### WHAT NEEDS TO BE DONE
Count how many lines contain "this" and reply with that number only.

### EXERCISE MATERIALS

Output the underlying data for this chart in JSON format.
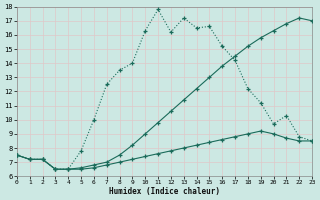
{
  "xlabel": "Humidex (Indice chaleur)",
  "background_color": "#cce8e3",
  "grid_color": "#c8deda",
  "line_color": "#1a6b5a",
  "xlim": [
    0,
    23
  ],
  "ylim": [
    6,
    18
  ],
  "xticks": [
    0,
    1,
    2,
    3,
    4,
    5,
    6,
    7,
    8,
    9,
    10,
    11,
    12,
    13,
    14,
    15,
    16,
    17,
    18,
    19,
    20,
    21,
    22,
    23
  ],
  "yticks": [
    6,
    7,
    8,
    9,
    10,
    11,
    12,
    13,
    14,
    15,
    16,
    17,
    18
  ],
  "line1_x": [
    0,
    1,
    2,
    3,
    4,
    5,
    6,
    7,
    8,
    9,
    10,
    11,
    12,
    13,
    14,
    15,
    16,
    17,
    18,
    19,
    20,
    21,
    22,
    23
  ],
  "line1_y": [
    7.5,
    7.2,
    7.2,
    6.5,
    6.5,
    6.5,
    6.6,
    6.8,
    7.0,
    7.2,
    7.4,
    7.6,
    7.8,
    8.0,
    8.2,
    8.4,
    8.6,
    8.8,
    9.0,
    9.2,
    9.0,
    8.7,
    8.5,
    8.5
  ],
  "line2_x": [
    0,
    1,
    2,
    3,
    4,
    5,
    6,
    7,
    8,
    9,
    10,
    11,
    12,
    13,
    14,
    15,
    16,
    17,
    18,
    19,
    20,
    21,
    22,
    23
  ],
  "line2_y": [
    7.5,
    7.2,
    7.2,
    6.5,
    6.5,
    6.6,
    6.8,
    7.0,
    7.5,
    8.2,
    9.0,
    9.8,
    10.6,
    11.4,
    12.2,
    13.0,
    13.8,
    14.5,
    15.2,
    15.8,
    16.3,
    16.8,
    17.2,
    17.0
  ],
  "line3_x": [
    0,
    1,
    2,
    3,
    4,
    5,
    6,
    7,
    8,
    9,
    10,
    11,
    12,
    13,
    14,
    15,
    16,
    17,
    18,
    19,
    20,
    21,
    22,
    23
  ],
  "line3_y": [
    7.5,
    7.2,
    7.2,
    6.5,
    6.5,
    7.8,
    10.0,
    12.5,
    13.5,
    14.0,
    16.3,
    17.8,
    16.2,
    17.2,
    16.5,
    16.6,
    15.2,
    14.2,
    12.2,
    11.2,
    9.7,
    10.3,
    8.8,
    8.5
  ]
}
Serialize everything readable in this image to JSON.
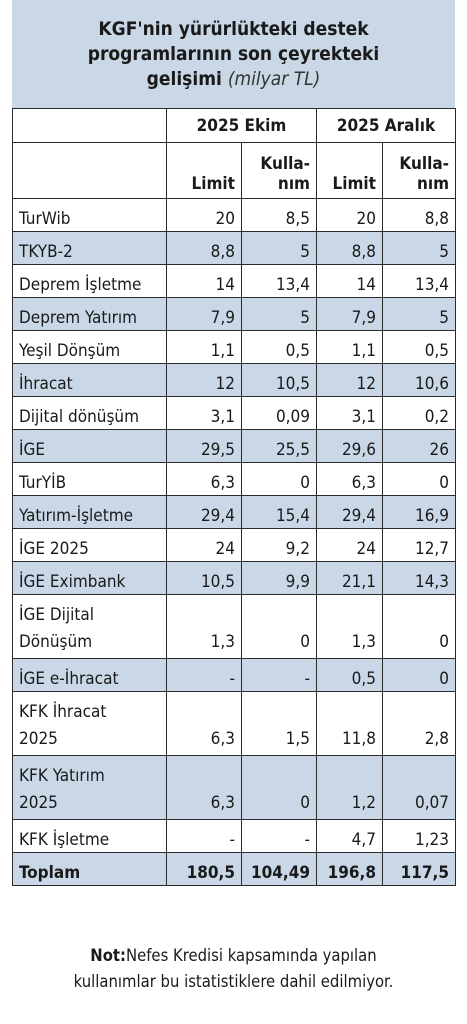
{
  "title": {
    "line1": "KGF'nin yürürlükteki destek",
    "line2": "programlarının son çeyrekteki",
    "line3_main": "gelişimi",
    "line3_unit": "(milyar TL)"
  },
  "header": {
    "period1": "2025 Ekim",
    "period2": "2025 Aralık",
    "limit": "Limit",
    "usage_top": "Kulla-",
    "usage_bottom": "nım"
  },
  "rows": [
    {
      "name": "TurWib",
      "v": [
        "20",
        "8,5",
        "20",
        "8,8"
      ]
    },
    {
      "name": "TKYB-2",
      "v": [
        "8,8",
        "5",
        "8,8",
        "5"
      ]
    },
    {
      "name": "Deprem İşletme",
      "v": [
        "14",
        "13,4",
        "14",
        "13,4"
      ]
    },
    {
      "name": "Deprem Yatırım",
      "v": [
        "7,9",
        "5",
        "7,9",
        "5"
      ]
    },
    {
      "name": "Yeşil Dönşüm",
      "v": [
        "1,1",
        "0,5",
        "1,1",
        "0,5"
      ]
    },
    {
      "name": "İhracat",
      "v": [
        "12",
        "10,5",
        "12",
        "10,6"
      ]
    },
    {
      "name": "Dijital dönüşüm",
      "v": [
        "3,1",
        "0,09",
        "3,1",
        "0,2"
      ]
    },
    {
      "name": "İGE",
      "v": [
        "29,5",
        "25,5",
        "29,6",
        "26"
      ]
    },
    {
      "name": "TurYİB",
      "v": [
        "6,3",
        "0",
        "6,3",
        "0"
      ]
    },
    {
      "name": "Yatırım-İşletme",
      "v": [
        "29,4",
        "15,4",
        "29,4",
        "16,9"
      ]
    },
    {
      "name": "İGE 2025",
      "v": [
        "24",
        "9,2",
        "24",
        "12,7"
      ]
    },
    {
      "name": "İGE Eximbank",
      "v": [
        "10,5",
        "9,9",
        "21,1",
        "14,3"
      ]
    },
    {
      "name": "İGE Dijital",
      "name2": "Dönüşüm",
      "v": [
        "1,3",
        "0",
        "1,3",
        "0"
      ]
    },
    {
      "name": "İGE e-İhracat",
      "v": [
        "-",
        "-",
        "0,5",
        "0"
      ]
    },
    {
      "name": "KFK İhracat",
      "name2": "2025",
      "v": [
        "6,3",
        "1,5",
        "11,8",
        "2,8"
      ]
    },
    {
      "name": "KFK Yatırım",
      "name2": "2025",
      "v": [
        "6,3",
        "0",
        "1,2",
        "0,07"
      ]
    },
    {
      "name": "KFK İşletme",
      "v": [
        "-",
        "-",
        "4,7",
        "1,23"
      ]
    }
  ],
  "total": {
    "name": "Toplam",
    "v": [
      "180,5",
      "104,49",
      "196,8",
      "117,5"
    ]
  },
  "note": {
    "label": "Not:",
    "text1": "Nefes Kredisi kapsamında yapılan",
    "text2": "kullanımlar bu istatistiklere dahil edilmiyor."
  },
  "colors": {
    "shade": "#c9d7e7"
  }
}
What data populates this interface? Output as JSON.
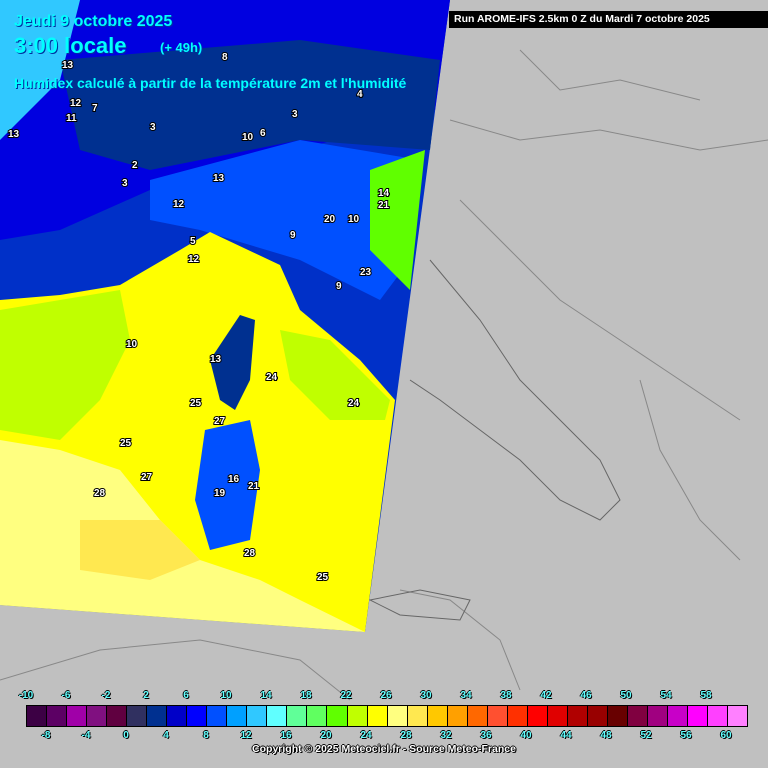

### SOLVED PROBLEM
3